- **Task requirements**:
Lines containing the string "What" are to be counted. Write only how many there are.

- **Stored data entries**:
***

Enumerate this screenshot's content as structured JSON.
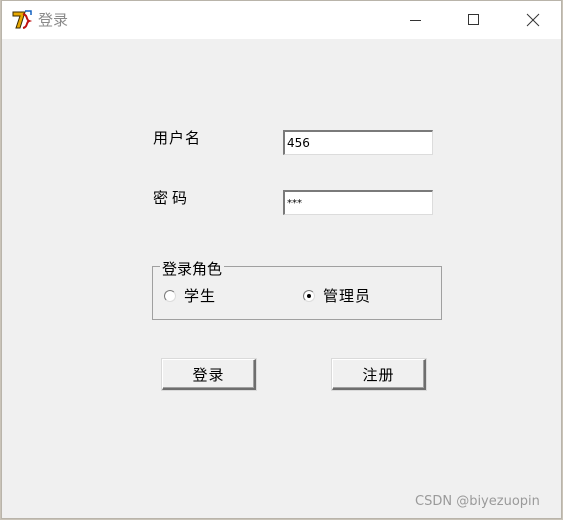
{
  "window": {
    "title": "登录"
  },
  "form": {
    "username_label": "用户名",
    "username_value": "456",
    "password_label": "密码",
    "password_value": "***"
  },
  "role_group": {
    "title": "登录角色",
    "options": [
      {
        "label": "学生",
        "checked": false
      },
      {
        "label": "管理员",
        "checked": true
      }
    ]
  },
  "buttons": {
    "login_label": "登录",
    "register_label": "注册"
  },
  "watermark": "CSDN @biyezuopin",
  "icons": {
    "app": "java-app-icon",
    "minimize": "minimize-icon",
    "maximize": "maximize-icon",
    "close": "close-icon"
  }
}
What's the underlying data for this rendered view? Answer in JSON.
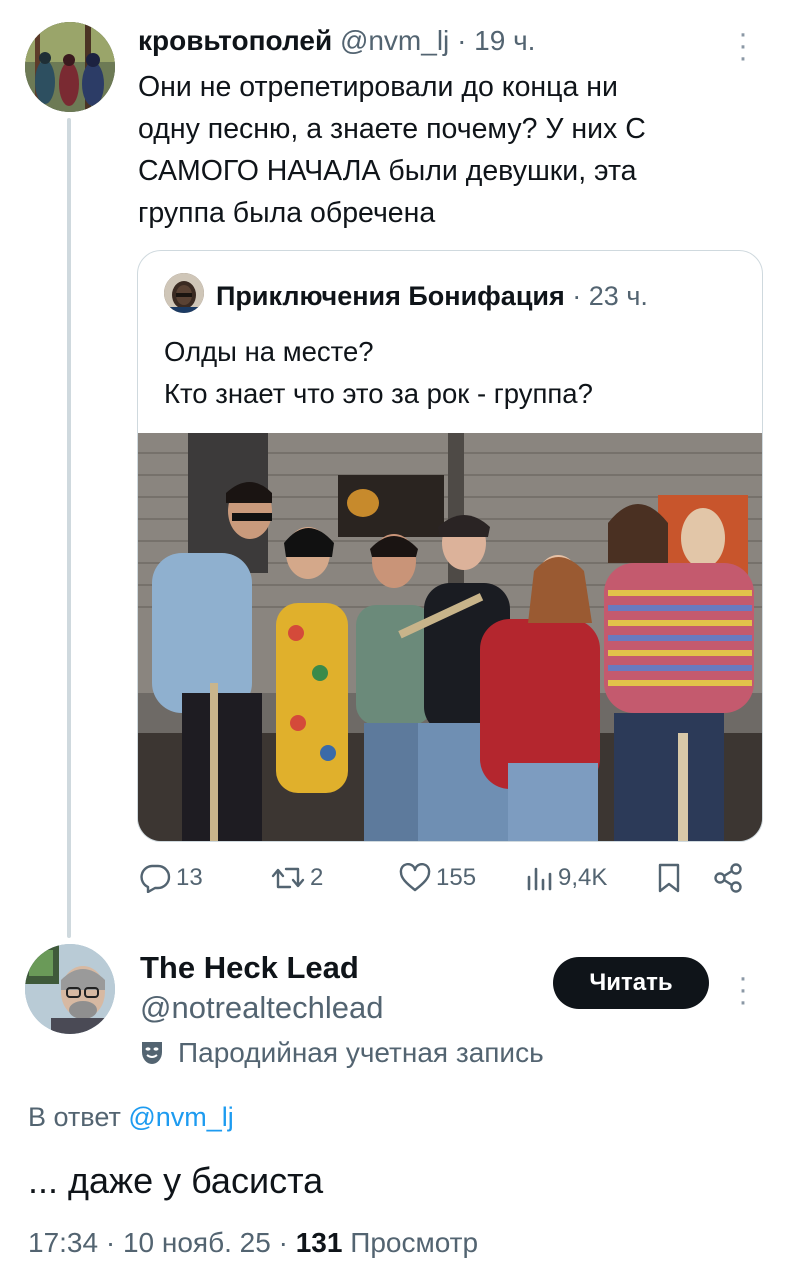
{
  "tweet": {
    "author_name": "кровьтополей",
    "handle": "@nvm_lj",
    "time": "· 19 ч.",
    "text_lines": [
      "Они не отрепетировали до конца ни",
      "одну песню, а знаете почему? У них С",
      "САМОГО НАЧАЛА были девушки, эта",
      "группа была обречена"
    ],
    "quote": {
      "author_name": "Приключения Бонифация",
      "time": "· 23 ч.",
      "text_lines": [
        "Олды на месте?",
        "Кто знает что это за рок - группа?"
      ]
    },
    "actions": {
      "replies": "13",
      "retweets": "2",
      "likes": "155",
      "views": "9,4K"
    }
  },
  "reply": {
    "author_name": "The Heck Lead",
    "handle": "@notrealtechlead",
    "follow_label": "Читать",
    "parody_label": "Пародийная учетная запись",
    "reply_to_label": "В ответ",
    "reply_to_handle": "@nvm_lj",
    "text": "... даже у басиста",
    "timestamp": "17:34 · 10 нояб. 25 · ",
    "views_count": "131",
    "views_label": " Просмотр"
  },
  "colors": {
    "text": "#0f1419",
    "muted": "#536471",
    "link": "#1d9bf0",
    "border": "#cfd9de",
    "button": "#0f1419"
  }
}
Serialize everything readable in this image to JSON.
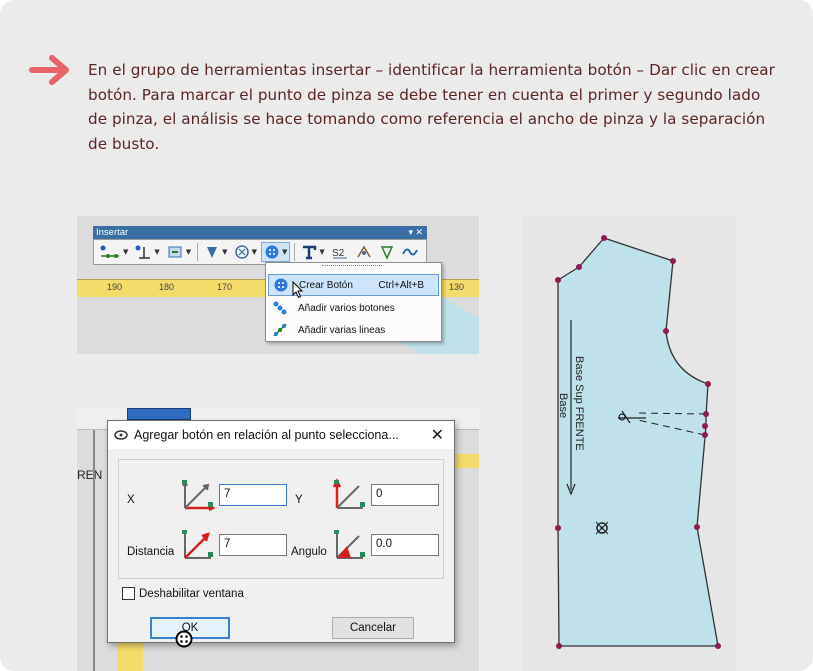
{
  "instruction": {
    "text": "En el grupo de herramientas insertar – identificar la herramienta botón – Dar clic en crear botón. Para marcar el punto de pinza se debe tener en cuenta el primer y segundo lado de pinza, el análisis se hace tomando como referencia el ancho de pinza y la separación de busto."
  },
  "colors": {
    "accent_arrow": "#e8636b",
    "text": "#5a2525",
    "card_bg": "#ebebeb",
    "pattern_fill": "#bfe1ea",
    "pattern_point": "#8c1b4f"
  },
  "toolbar": {
    "title": "Insertar",
    "controls": "▾ ✕",
    "ruler_labels": [
      "190",
      "180",
      "170",
      "130"
    ],
    "menu": {
      "items": [
        {
          "label": "Crear Botón",
          "shortcut": "Ctrl+Alt+B",
          "icon": "button-icon"
        },
        {
          "label": "Añadir varios botones",
          "shortcut": "",
          "icon": "multiple-buttons-icon"
        },
        {
          "label": "Añadir varias lineas",
          "shortcut": "",
          "icon": "multiple-lines-icon"
        }
      ]
    }
  },
  "dialog": {
    "background_text": "REN",
    "title": "Agregar botón en relación al punto selecciona...",
    "close": "✕",
    "x_label": "X",
    "x_value": "7",
    "y_label": "Y",
    "y_value": "0",
    "distance_label": "Distancia",
    "distance_value": "7",
    "angle_label": "Angulo",
    "angle_value": "0.0",
    "disable_label": "Deshabilitar ventana",
    "ok_label": "OK",
    "cancel_label": "Cancelar"
  },
  "pattern": {
    "label_line1": "Base Sup FRENTE",
    "label_line2": "Base"
  }
}
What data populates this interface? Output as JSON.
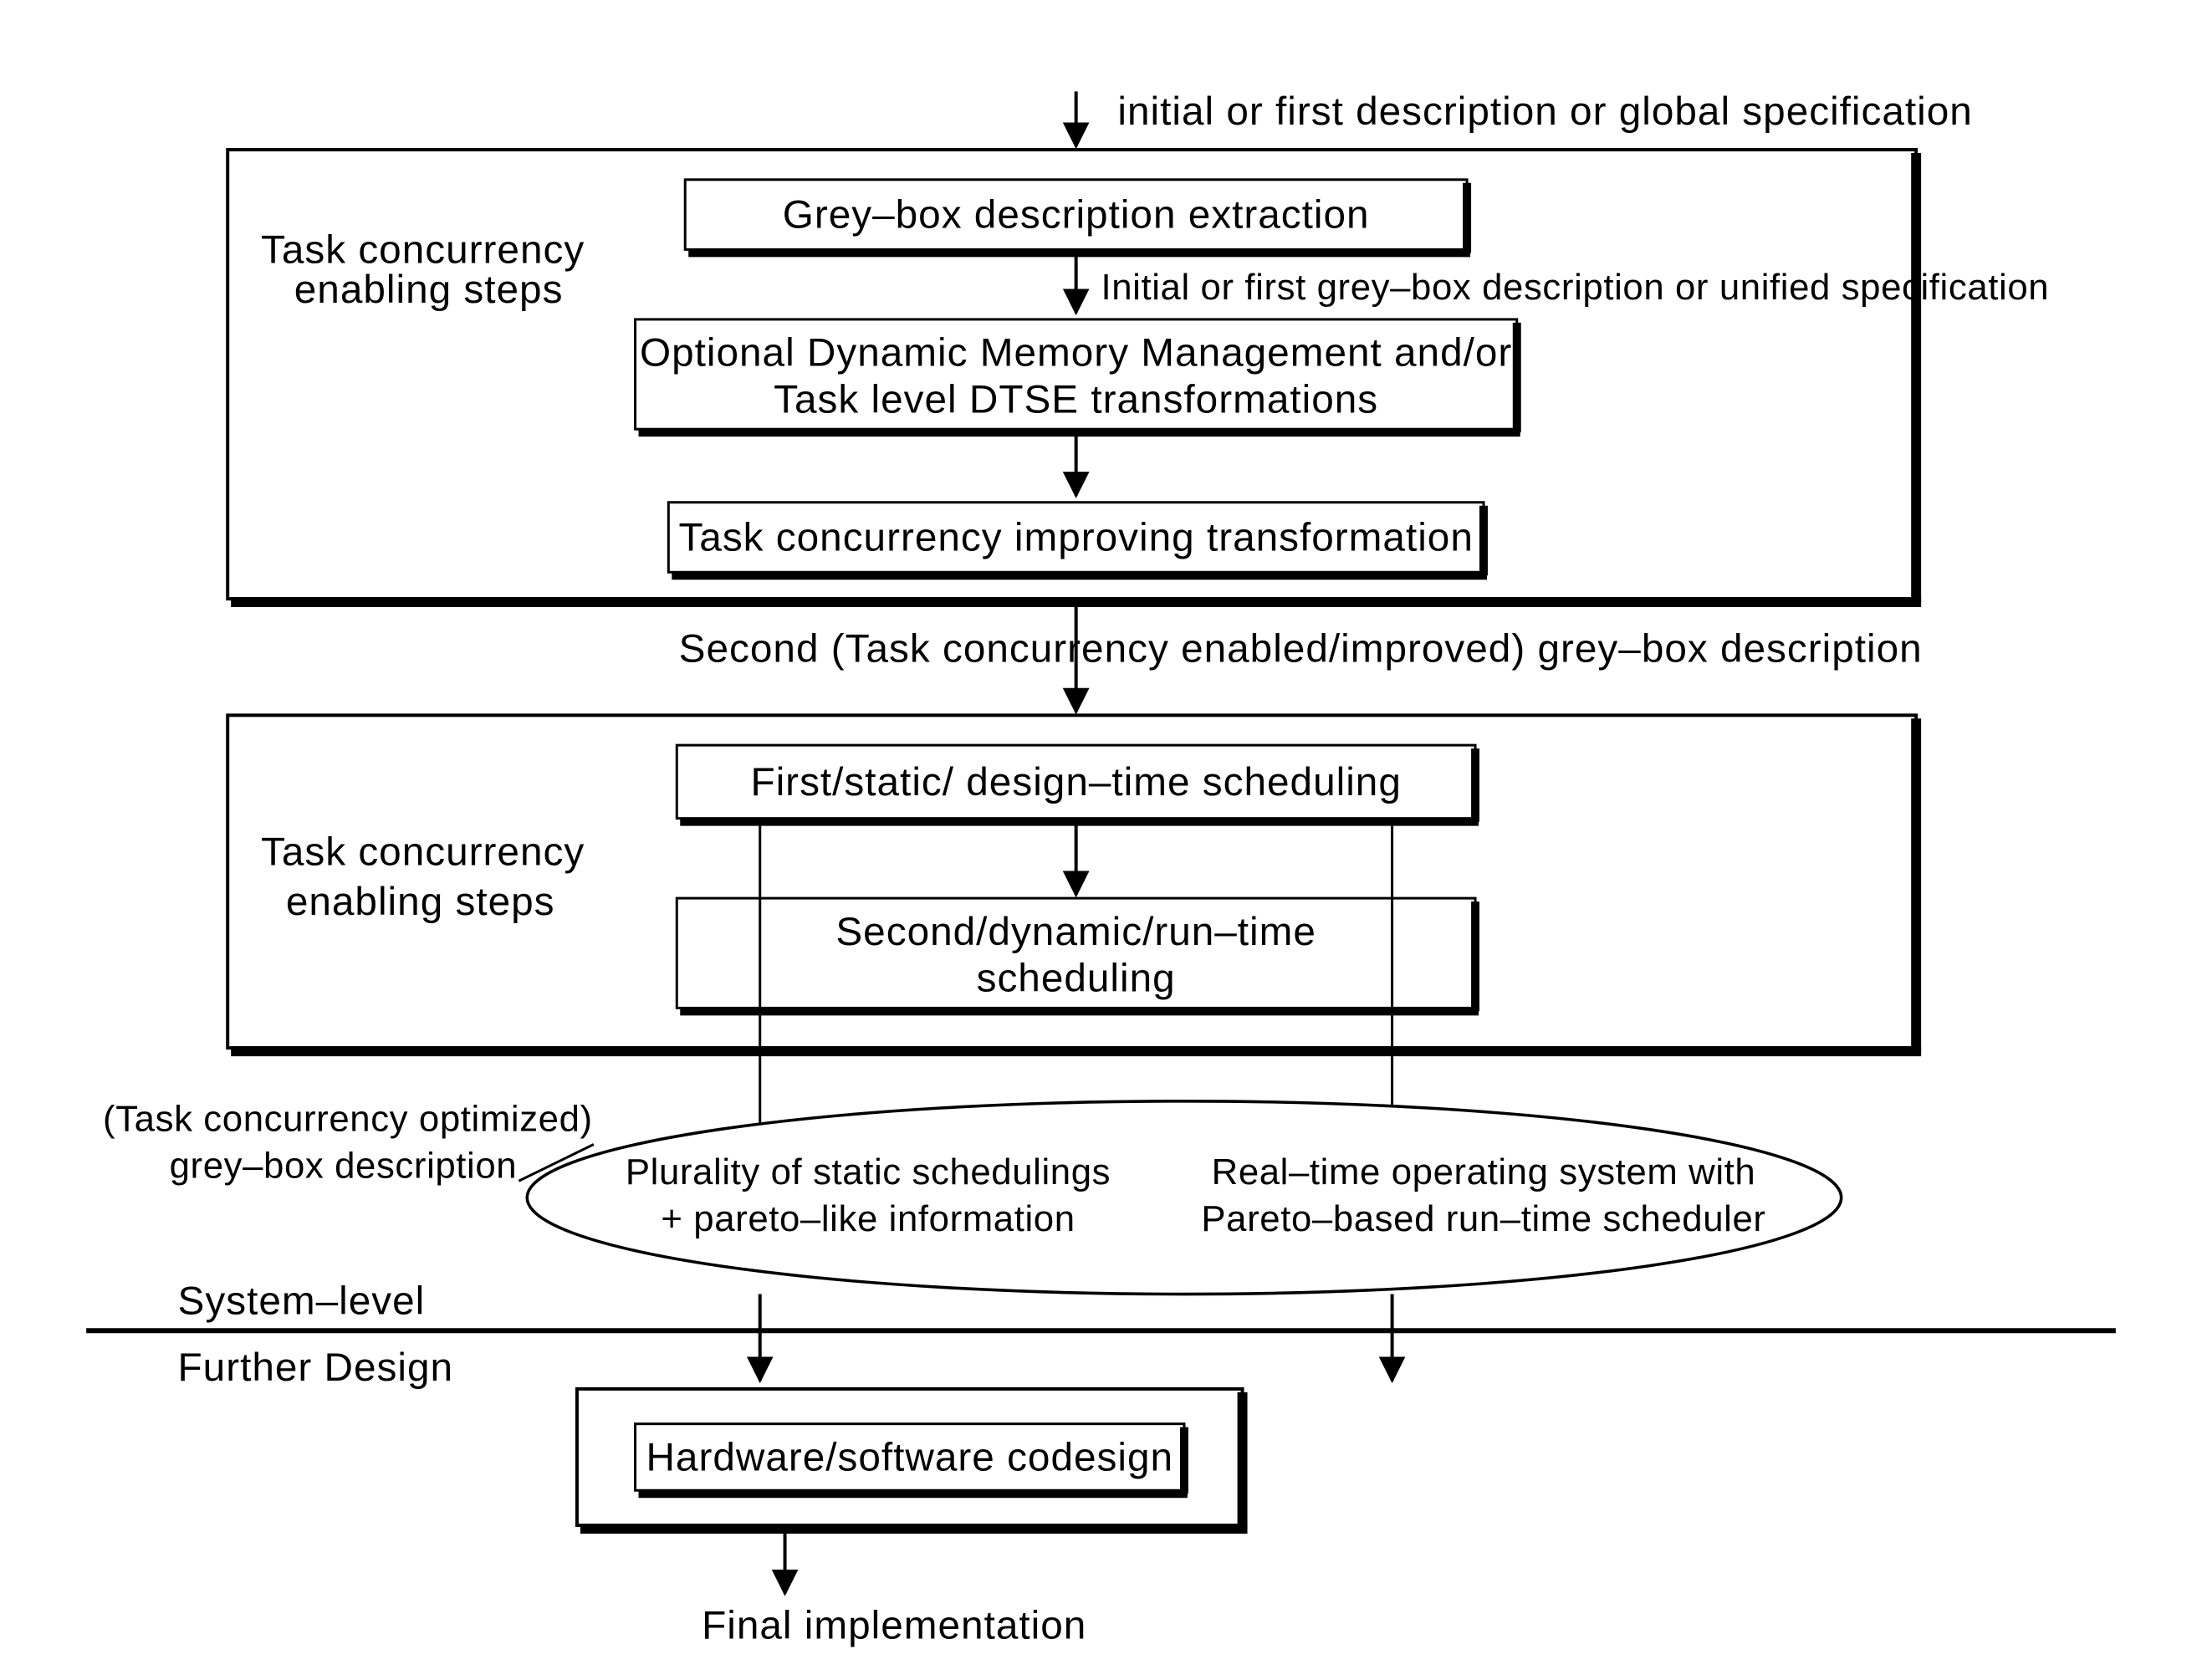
{
  "labels": {
    "top": "initial or first description or global specification",
    "enable1": "Task concurrency",
    "enable1b": "enabling steps",
    "box_grey": "Grey–box description extraction",
    "mid1": "Initial or first grey–box description or unified specification",
    "box_opt1": "Optional Dynamic Memory Management and/or",
    "box_opt2": "Task level DTSE transformations",
    "box_tci": "Task concurrency improving transformation",
    "second_desc": "Second (Task concurrency enabled/improved) grey–box description",
    "enable2a": "Task concurrency",
    "enable2b": "enabling steps",
    "box_first_sched": "First/static/ design–time scheduling",
    "box_second_sched1": "Second/dynamic/run–time",
    "box_second_sched2": "scheduling",
    "tco1": "(Task concurrency optimized)",
    "tco2": "grey–box description",
    "ellipse_left1": "Plurality of static schedulings",
    "ellipse_left2": "+ pareto–like information",
    "ellipse_right1": "Real–time operating system with",
    "ellipse_right2": "Pareto–based run–time scheduler",
    "system_level": "System–level",
    "further": "Further Design",
    "box_hw": "Hardware/software codesign",
    "final": "Final implementation"
  }
}
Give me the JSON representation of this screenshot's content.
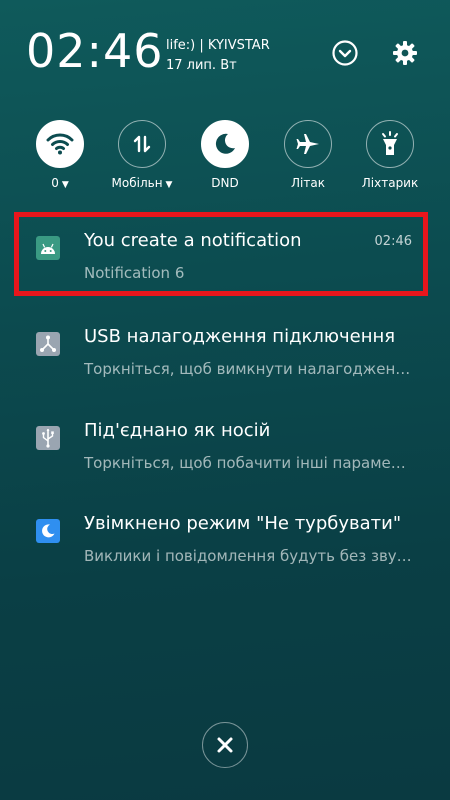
{
  "header": {
    "clock": "02:46",
    "carrier": "life:) | KYIVSTAR",
    "date": "17 лип. Вт",
    "icons": [
      "chevron-down-icon",
      "gear-icon"
    ]
  },
  "quick_toggles": [
    {
      "name": "wifi",
      "label": "0",
      "has_caret": true,
      "icon": "wifi-icon",
      "state": "on"
    },
    {
      "name": "mobile-data",
      "label": "Мобільн",
      "has_caret": true,
      "icon": "mobile-data-icon",
      "state": "off"
    },
    {
      "name": "dnd",
      "label": "DND",
      "has_caret": false,
      "icon": "moon-icon",
      "state": "on"
    },
    {
      "name": "airplane",
      "label": "Літак",
      "has_caret": false,
      "icon": "airplane-icon",
      "state": "off"
    },
    {
      "name": "flashlight",
      "label": "Ліхтарик",
      "has_caret": false,
      "icon": "flashlight-icon",
      "state": "off"
    }
  ],
  "notifications": [
    {
      "title": "You create a notification",
      "body": "Notification 6",
      "time": "02:46",
      "icon": "android-icon",
      "highlighted": true
    },
    {
      "title": "USB налагодження підключення",
      "body": "Торкніться, щоб вимкнути налагодження USB",
      "time": "",
      "icon": "usb-debug-icon"
    },
    {
      "title": "Під'єднано як носій",
      "body": "Торкніться, щоб побачити інші параметри",
      "time": "",
      "icon": "usb-icon"
    },
    {
      "title": "Увімкнено режим \"Не турбувати\"",
      "body": "Виклики і повідомлення будуть без звуку",
      "time": "",
      "icon": "moon-icon"
    }
  ],
  "footer": {
    "icon": "close-icon"
  },
  "colors": {
    "highlight": "#e8161c",
    "background": "#0c4c50"
  }
}
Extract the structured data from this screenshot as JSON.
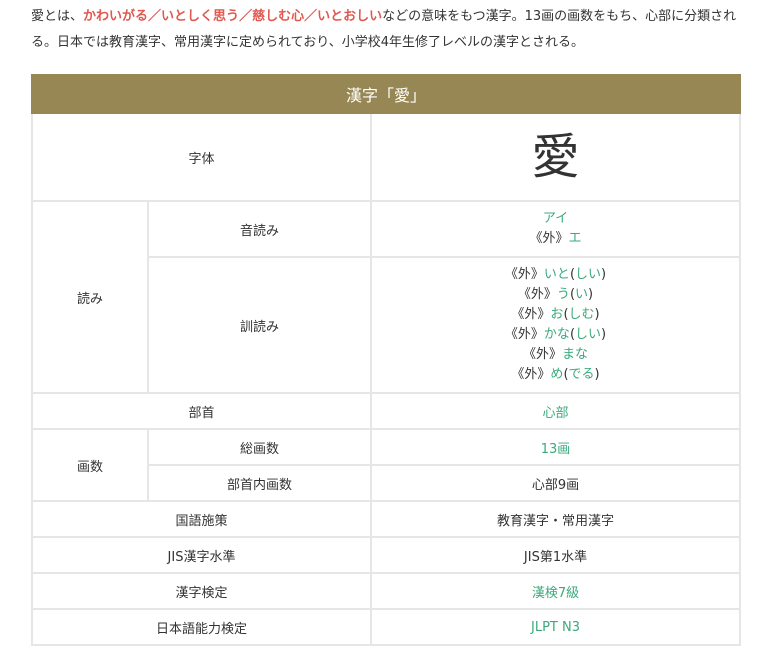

***

- **Solution to this exercise**:
2